◆ SHORT PROBLEM ◆
Copy out the data below as written; omit any images.

Entries from a visual dataset

● ● ● ●

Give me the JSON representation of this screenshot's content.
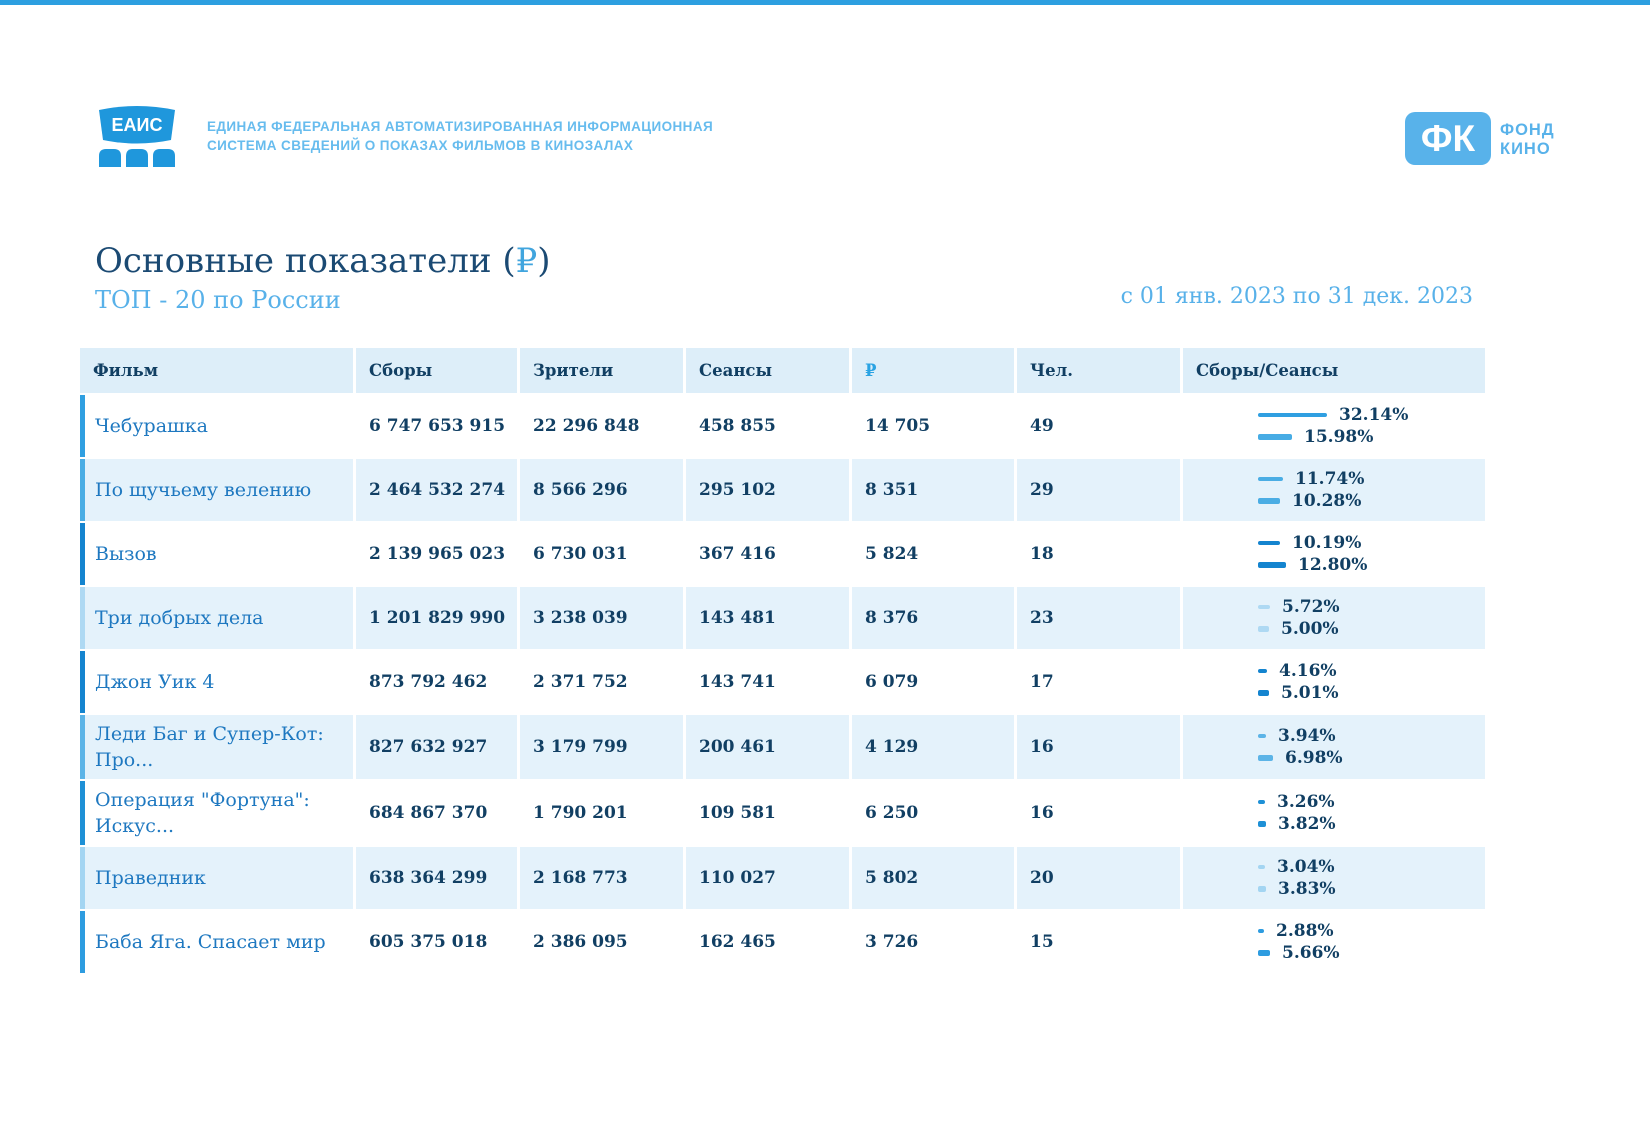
{
  "top_bar_color": "#2d9fe0",
  "header": {
    "eais_logo": "ЕАИС",
    "eais_line1": "ЕДИНАЯ ФЕДЕРАЛЬНАЯ АВТОМАТИЗИРОВАННАЯ ИНФОРМАЦИОННАЯ",
    "eais_line2": "СИСТЕМА СВЕДЕНИЙ О ПОКАЗАХ ФИЛЬМОВ В КИНОЗАЛАХ",
    "fk_logo": "ФК",
    "fk_line1": "ФОНД",
    "fk_line2": "КИНО"
  },
  "title": {
    "main": "Основные показатели ",
    "paren_open": "(",
    "currency": "₽",
    "paren_close": ")",
    "subtitle": "ТОП - 20 по России",
    "period": "с 01 янв. 2023 по 31 дек. 2023"
  },
  "colors": {
    "accent_blue": "#2d9fe0",
    "dark_text": "#113f63",
    "film_link": "#1e78c0",
    "light_blue_text": "#58b1e9",
    "header_bg": "#ddeef9",
    "row_alt_bg": "#e4f2fb"
  },
  "table": {
    "columns": [
      "Фильм",
      "Сборы",
      "Зрители",
      "Сеансы",
      "₽",
      "Чел.",
      "Сборы/Сеансы"
    ],
    "rows": [
      {
        "film": "Чебурашка",
        "fees": "6 747 653 915",
        "viewers": "22 296 848",
        "sessions": "458 855",
        "rub": "14 705",
        "people": "49",
        "share1_label": "32.14%",
        "share1_value": 32.14,
        "share2_label": "15.98%",
        "share2_value": 15.98,
        "color": "#2f9fe1",
        "color2": "#47ace5"
      },
      {
        "film": "По щучьему велению",
        "fees": "2 464 532 274",
        "viewers": "8 566 296",
        "sessions": "295 102",
        "rub": "8 351",
        "people": "29",
        "share1_label": "11.74%",
        "share1_value": 11.74,
        "share2_label": "10.28%",
        "share2_value": 10.28,
        "color": "#4aade4",
        "color2": "#4aade4"
      },
      {
        "film": "Вызов",
        "fees": "2 139 965 023",
        "viewers": "6 730 031",
        "sessions": "367 416",
        "rub": "5 824",
        "people": "18",
        "share1_label": "10.19%",
        "share1_value": 10.19,
        "share2_label": "12.80%",
        "share2_value": 12.8,
        "color": "#1484cf",
        "color2": "#1484cf"
      },
      {
        "film": "Три добрых дела",
        "fees": "1 201 829 990",
        "viewers": "3 238 039",
        "sessions": "143 481",
        "rub": "8 376",
        "people": "23",
        "share1_label": "5.72%",
        "share1_value": 5.72,
        "share2_label": "5.00%",
        "share2_value": 5.0,
        "color": "#aed9f3",
        "color2": "#aed9f3"
      },
      {
        "film": "Джон Уик 4",
        "fees": "873 792 462",
        "viewers": "2 371 752",
        "sessions": "143 741",
        "rub": "6 079",
        "people": "17",
        "share1_label": "4.16%",
        "share1_value": 4.16,
        "share2_label": "5.01%",
        "share2_value": 5.01,
        "color": "#1484cf",
        "color2": "#1484cf"
      },
      {
        "film": "Леди Баг и Супер-Кот: Про...",
        "fees": "827 632 927",
        "viewers": "3 179 799",
        "sessions": "200 461",
        "rub": "4 129",
        "people": "16",
        "share1_label": "3.94%",
        "share1_value": 3.94,
        "share2_label": "6.98%",
        "share2_value": 6.98,
        "color": "#5cb4e7",
        "color2": "#5cb4e7"
      },
      {
        "film": "Операция \"Фортуна\": Искус...",
        "fees": "684 867 370",
        "viewers": "1 790 201",
        "sessions": "109 581",
        "rub": "6 250",
        "people": "16",
        "share1_label": "3.26%",
        "share1_value": 3.26,
        "share2_label": "3.82%",
        "share2_value": 3.82,
        "color": "#1e90d6",
        "color2": "#1e90d6"
      },
      {
        "film": "Праведник",
        "fees": "638 364 299",
        "viewers": "2 168 773",
        "sessions": "110 027",
        "rub": "5 802",
        "people": "20",
        "share1_label": "3.04%",
        "share1_value": 3.04,
        "share2_label": "3.83%",
        "share2_value": 3.83,
        "color": "#a3d5f2",
        "color2": "#a3d5f2"
      },
      {
        "film": "Баба Яга. Спасает мир",
        "fees": "605 375 018",
        "viewers": "2 386 095",
        "sessions": "162 465",
        "rub": "3 726",
        "people": "15",
        "share1_label": "2.88%",
        "share1_value": 2.88,
        "share2_label": "5.66%",
        "share2_value": 5.66,
        "color": "#2d9ce0",
        "color2": "#2d9ce0"
      }
    ]
  }
}
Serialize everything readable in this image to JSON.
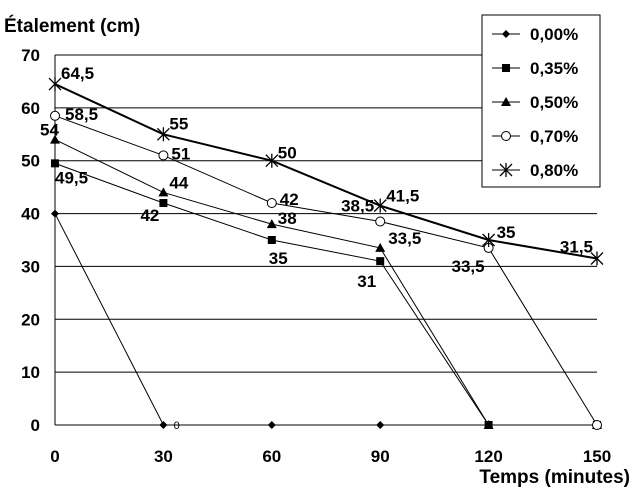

● ● ● ●

◆ RESPONSE TO THE TASK ◆
Give me the JSON representation of this screenshot's content.
{
  "top_bar_color": "#2d9fe0",
  "header": {
    "eais_logo": "ЕАИС",
    "eais_line1": "ЕДИНАЯ ФЕДЕРАЛЬНАЯ АВТОМАТИЗИРОВАННАЯ ИНФОРМАЦИОННАЯ",
    "eais_line2": "СИСТЕМА СВЕДЕНИЙ О ПОКАЗАХ ФИЛЬМОВ В КИНОЗАЛАХ",
    "fk_logo": "ФК",
    "fk_line1": "ФОНД",
    "fk_line2": "КИНО"
  },
  "title": {
    "main": "Основные показатели ",
    "paren_open": "(",
    "currency": "₽",
    "paren_close": ")",
    "subtitle": "ТОП - 20 по России",
    "period": "с 01 янв. 2023 по 31 дек. 2023"
  },
  "colors": {
    "accent_blue": "#2d9fe0",
    "dark_text": "#113f63",
    "film_link": "#1e78c0",
    "light_blue_text": "#58b1e9",
    "header_bg": "#ddeef9",
    "row_alt_bg": "#e4f2fb"
  },
  "table": {
    "columns": [
      "Фильм",
      "Сборы",
      "Зрители",
      "Сеансы",
      "₽",
      "Чел.",
      "Сборы/Сеансы"
    ],
    "rows": [
      {
        "film": "Чебурашка",
        "fees": "6 747 653 915",
        "viewers": "22 296 848",
        "sessions": "458 855",
        "rub": "14 705",
        "people": "49",
        "share1_label": "32.14%",
        "share1_value": 32.14,
        "share2_label": "15.98%",
        "share2_value": 15.98,
        "color": "#2f9fe1",
        "color2": "#47ace5"
      },
      {
        "film": "По щучьему велению",
        "fees": "2 464 532 274",
        "viewers": "8 566 296",
        "sessions": "295 102",
        "rub": "8 351",
        "people": "29",
        "share1_label": "11.74%",
        "share1_value": 11.74,
        "share2_label": "10.28%",
        "share2_value": 10.28,
        "color": "#4aade4",
        "color2": "#4aade4"
      },
      {
        "film": "Вызов",
        "fees": "2 139 965 023",
        "viewers": "6 730 031",
        "sessions": "367 416",
        "rub": "5 824",
        "people": "18",
        "share1_label": "10.19%",
        "share1_value": 10.19,
        "share2_label": "12.80%",
        "share2_value": 12.8,
        "color": "#1484cf",
        "color2": "#1484cf"
      },
      {
        "film": "Три добрых дела",
        "fees": "1 201 829 990",
        "viewers": "3 238 039",
        "sessions": "143 481",
        "rub": "8 376",
        "people": "23",
        "share1_label": "5.72%",
        "share1_value": 5.72,
        "share2_label": "5.00%",
        "share2_value": 5.0,
        "color": "#aed9f3",
        "color2": "#aed9f3"
      },
      {
        "film": "Джон Уик 4",
        "fees": "873 792 462",
        "viewers": "2 371 752",
        "sessions": "143 741",
        "rub": "6 079",
        "people": "17",
        "share1_label": "4.16%",
        "share1_value": 4.16,
        "share2_label": "5.01%",
        "share2_value": 5.01,
        "color": "#1484cf",
        "color2": "#1484cf"
      },
      {
        "film": "Леди Баг и Супер-Кот: Про...",
        "fees": "827 632 927",
        "viewers": "3 179 799",
        "sessions": "200 461",
        "rub": "4 129",
        "people": "16",
        "share1_label": "3.94%",
        "share1_value": 3.94,
        "share2_label": "6.98%",
        "share2_value": 6.98,
        "color": "#5cb4e7",
        "color2": "#5cb4e7"
      },
      {
        "film": "Операция \"Фортуна\": Искус...",
        "fees": "684 867 370",
        "viewers": "1 790 201",
        "sessions": "109 581",
        "rub": "6 250",
        "people": "16",
        "share1_label": "3.26%",
        "share1_value": 3.26,
        "share2_label": "3.82%",
        "share2_value": 3.82,
        "color": "#1e90d6",
        "color2": "#1e90d6"
      },
      {
        "film": "Праведник",
        "fees": "638 364 299",
        "viewers": "2 168 773",
        "sessions": "110 027",
        "rub": "5 802",
        "people": "20",
        "share1_label": "3.04%",
        "share1_value": 3.04,
        "share2_label": "3.83%",
        "share2_value": 3.83,
        "color": "#a3d5f2",
        "color2": "#a3d5f2"
      },
      {
        "film": "Баба Яга. Спасает мир",
        "fees": "605 375 018",
        "viewers": "2 386 095",
        "sessions": "162 465",
        "rub": "3 726",
        "people": "15",
        "share1_label": "2.88%",
        "share1_value": 2.88,
        "share2_label": "5.66%",
        "share2_value": 5.66,
        "color": "#2d9ce0",
        "color2": "#2d9ce0"
      }
    ]
  }
}
Serialize everything readable in this image to JSON.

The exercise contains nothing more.